Leave out the pictures and repeat every record exactly.

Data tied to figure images
----

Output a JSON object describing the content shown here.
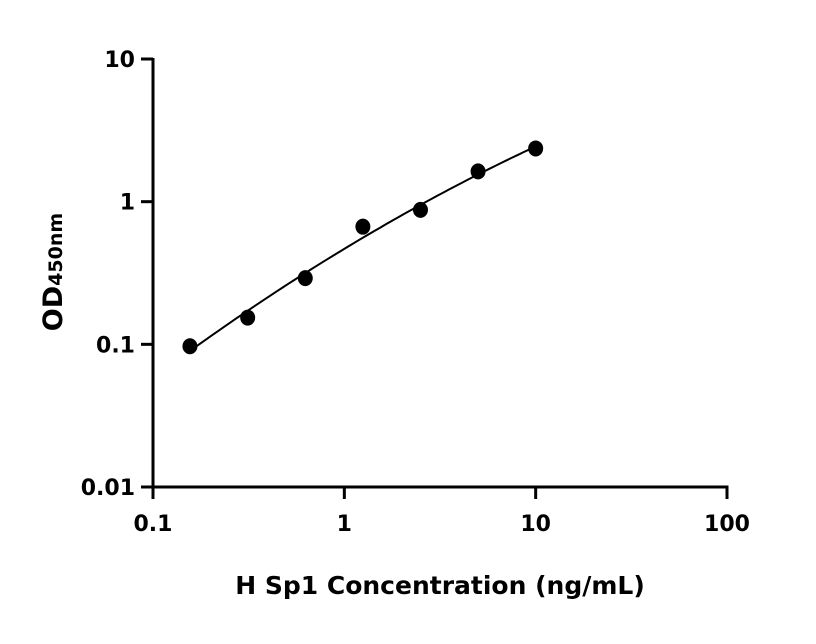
{
  "chart_data": {
    "type": "scatter",
    "title": "",
    "xlabel": "H Sp1 Concentration (ng/mL)",
    "ylabel_main": "OD",
    "ylabel_sub": "450nm",
    "xscale": "log",
    "yscale": "log",
    "xlim": [
      0.1,
      100
    ],
    "ylim": [
      0.01,
      10
    ],
    "xticks": [
      "0.1",
      "1",
      "10",
      "100"
    ],
    "yticks": [
      "0.01",
      "0.1",
      "1",
      "10"
    ],
    "grid": false,
    "fit_line": true,
    "point_color": "#000000",
    "series": [
      {
        "x": [
          0.156,
          0.3125,
          0.625,
          1.25,
          2.5,
          5,
          10
        ],
        "y": [
          0.097,
          0.154,
          0.291,
          0.668,
          0.876,
          1.63,
          2.36
        ]
      }
    ]
  }
}
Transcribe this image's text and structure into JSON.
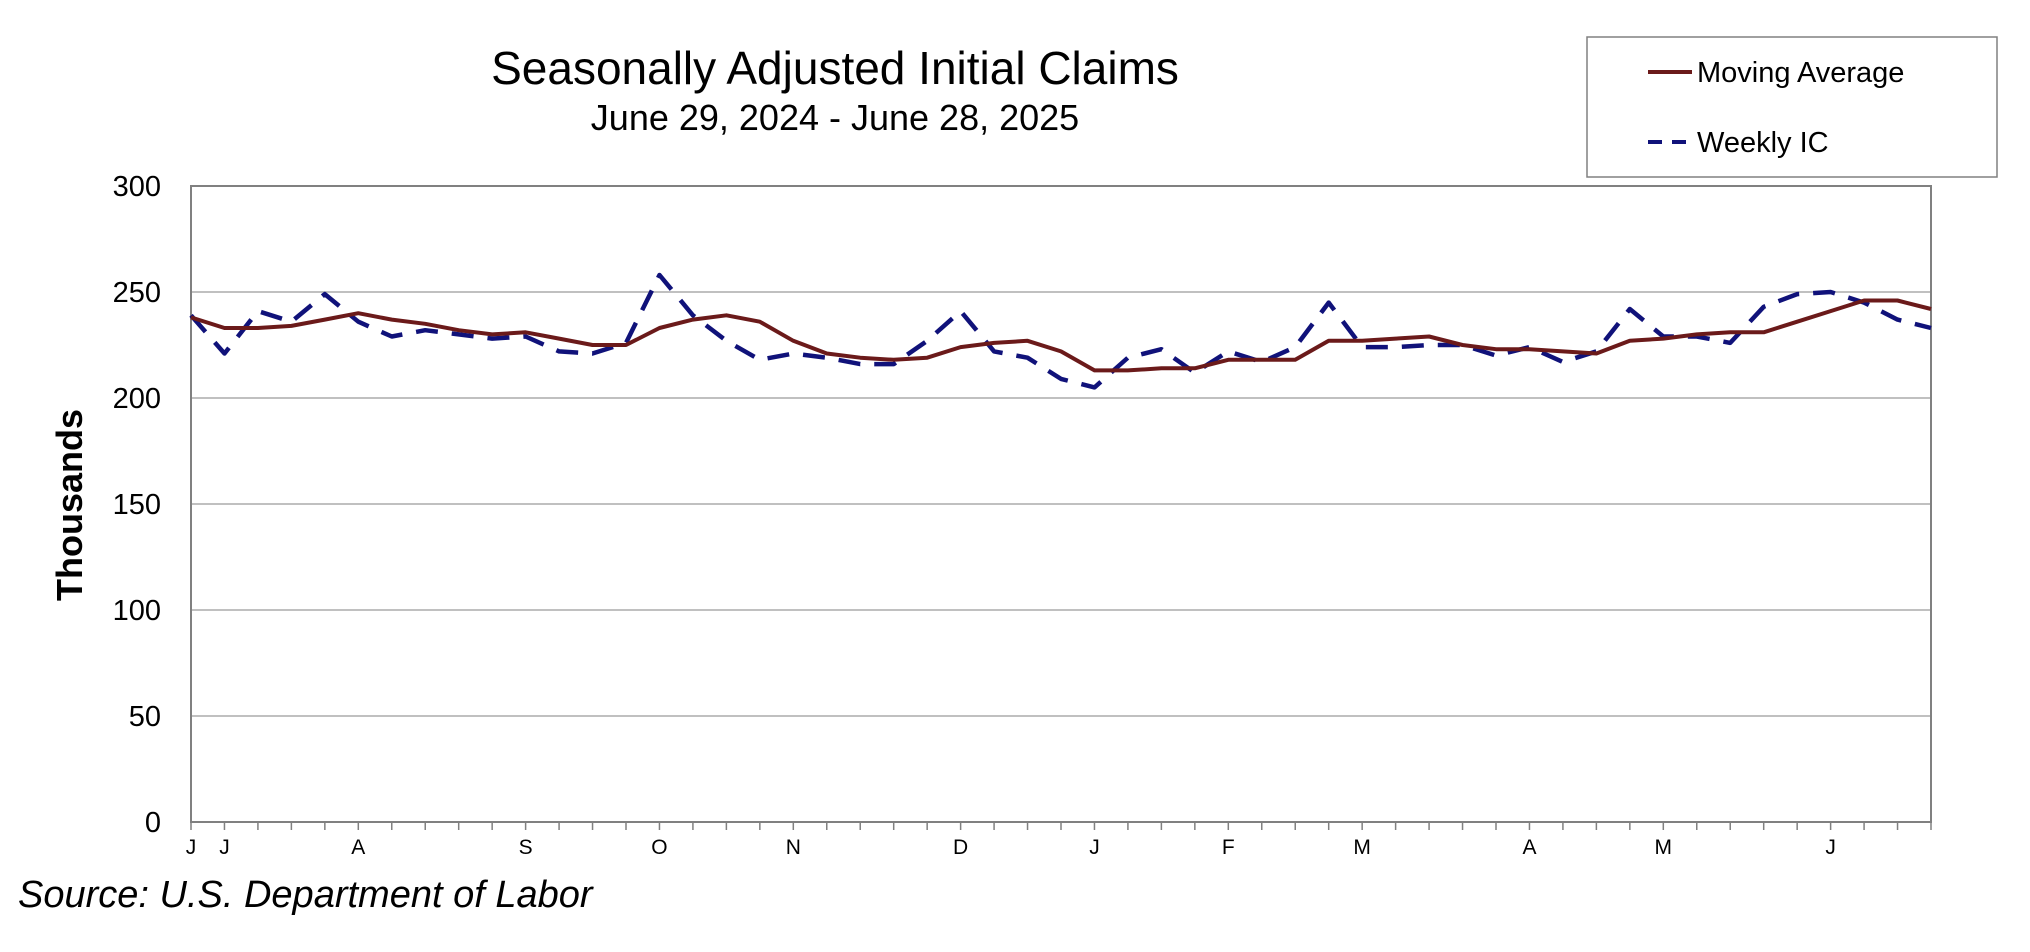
{
  "colors": {
    "moving_average": "#6B1A1A",
    "weekly_ic": "#10127A",
    "grid": "#C0C0C0",
    "axis": "#808080"
  },
  "source_text": "Source: U.S. Department of Labor",
  "chart_data": {
    "type": "line",
    "title": "Seasonally Adjusted Initial Claims",
    "subtitle": "June 29, 2024 - June 28, 2025",
    "ylabel": "Thousands",
    "xlabel": "",
    "ylim": [
      0,
      300
    ],
    "yticks": [
      0,
      50,
      100,
      150,
      200,
      250,
      300
    ],
    "grid": true,
    "legend_position": "top-right",
    "x_tick_labels": [
      "J",
      "J",
      "A",
      "S",
      "O",
      "N",
      "D",
      "J",
      "F",
      "M",
      "A",
      "M",
      "J"
    ],
    "x_tick_weeks": [
      0,
      1,
      5,
      10,
      14,
      18,
      23,
      27,
      31,
      35,
      40,
      44,
      49
    ],
    "week_count": 53,
    "series": [
      {
        "name": "Moving Average",
        "style": "solid",
        "values": [
          238,
          233,
          233,
          234,
          237,
          240,
          237,
          235,
          232,
          230,
          231,
          228,
          225,
          225,
          233,
          237,
          239,
          236,
          227,
          221,
          219,
          218,
          219,
          224,
          226,
          227,
          222,
          213,
          213,
          214,
          214,
          218,
          218,
          218,
          227,
          227,
          228,
          229,
          225,
          223,
          223,
          222,
          221,
          227,
          228,
          230,
          231,
          231,
          236,
          241,
          246,
          246,
          242
        ]
      },
      {
        "name": "Weekly IC",
        "style": "dashed",
        "values": [
          239,
          221,
          241,
          236,
          249,
          236,
          229,
          232,
          230,
          228,
          229,
          222,
          221,
          226,
          258,
          239,
          227,
          218,
          221,
          219,
          216,
          216,
          227,
          241,
          222,
          219,
          209,
          205,
          219,
          223,
          212,
          222,
          217,
          224,
          245,
          224,
          224,
          225,
          225,
          220,
          224,
          217,
          222,
          242,
          229,
          229,
          226,
          243,
          249,
          250,
          245,
          237,
          233
        ]
      }
    ]
  }
}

----

# Answer to the problem
Output a JSON object describing the content shown here.
{
  "chart_data": {
    "type": "scatter",
    "title": "",
    "xlabel": "H Sp1 Concentration (ng/mL)",
    "ylabel_main": "OD",
    "ylabel_sub": "450nm",
    "xscale": "log",
    "yscale": "log",
    "xlim": [
      0.1,
      100
    ],
    "ylim": [
      0.01,
      10
    ],
    "xticks": [
      "0.1",
      "1",
      "10",
      "100"
    ],
    "yticks": [
      "0.01",
      "0.1",
      "1",
      "10"
    ],
    "grid": false,
    "fit_line": true,
    "point_color": "#000000",
    "series": [
      {
        "x": [
          0.156,
          0.3125,
          0.625,
          1.25,
          2.5,
          5,
          10
        ],
        "y": [
          0.097,
          0.154,
          0.291,
          0.668,
          0.876,
          1.63,
          2.36
        ]
      }
    ]
  }
}
Transcribe this image's text and structure into JSON.
{
  "colors": {
    "moving_average": "#6B1A1A",
    "weekly_ic": "#10127A",
    "grid": "#C0C0C0",
    "axis": "#808080"
  },
  "source_text": "Source: U.S. Department of Labor",
  "chart_data": {
    "type": "line",
    "title": "Seasonally Adjusted Initial Claims",
    "subtitle": "June 29, 2024 - June 28, 2025",
    "ylabel": "Thousands",
    "xlabel": "",
    "ylim": [
      0,
      300
    ],
    "yticks": [
      0,
      50,
      100,
      150,
      200,
      250,
      300
    ],
    "grid": true,
    "legend_position": "top-right",
    "x_tick_labels": [
      "J",
      "J",
      "A",
      "S",
      "O",
      "N",
      "D",
      "J",
      "F",
      "M",
      "A",
      "M",
      "J"
    ],
    "x_tick_weeks": [
      0,
      1,
      5,
      10,
      14,
      18,
      23,
      27,
      31,
      35,
      40,
      44,
      49
    ],
    "week_count": 53,
    "series": [
      {
        "name": "Moving Average",
        "style": "solid",
        "values": [
          238,
          233,
          233,
          234,
          237,
          240,
          237,
          235,
          232,
          230,
          231,
          228,
          225,
          225,
          233,
          237,
          239,
          236,
          227,
          221,
          219,
          218,
          219,
          224,
          226,
          227,
          222,
          213,
          213,
          214,
          214,
          218,
          218,
          218,
          227,
          227,
          228,
          229,
          225,
          223,
          223,
          222,
          221,
          227,
          228,
          230,
          231,
          231,
          236,
          241,
          246,
          246,
          242
        ]
      },
      {
        "name": "Weekly IC",
        "style": "dashed",
        "values": [
          239,
          221,
          241,
          236,
          249,
          236,
          229,
          232,
          230,
          228,
          229,
          222,
          221,
          226,
          258,
          239,
          227,
          218,
          221,
          219,
          216,
          216,
          227,
          241,
          222,
          219,
          209,
          205,
          219,
          223,
          212,
          222,
          217,
          224,
          245,
          224,
          224,
          225,
          225,
          220,
          224,
          217,
          222,
          242,
          229,
          229,
          226,
          243,
          249,
          250,
          245,
          237,
          233
        ]
      }
    ]
  }
}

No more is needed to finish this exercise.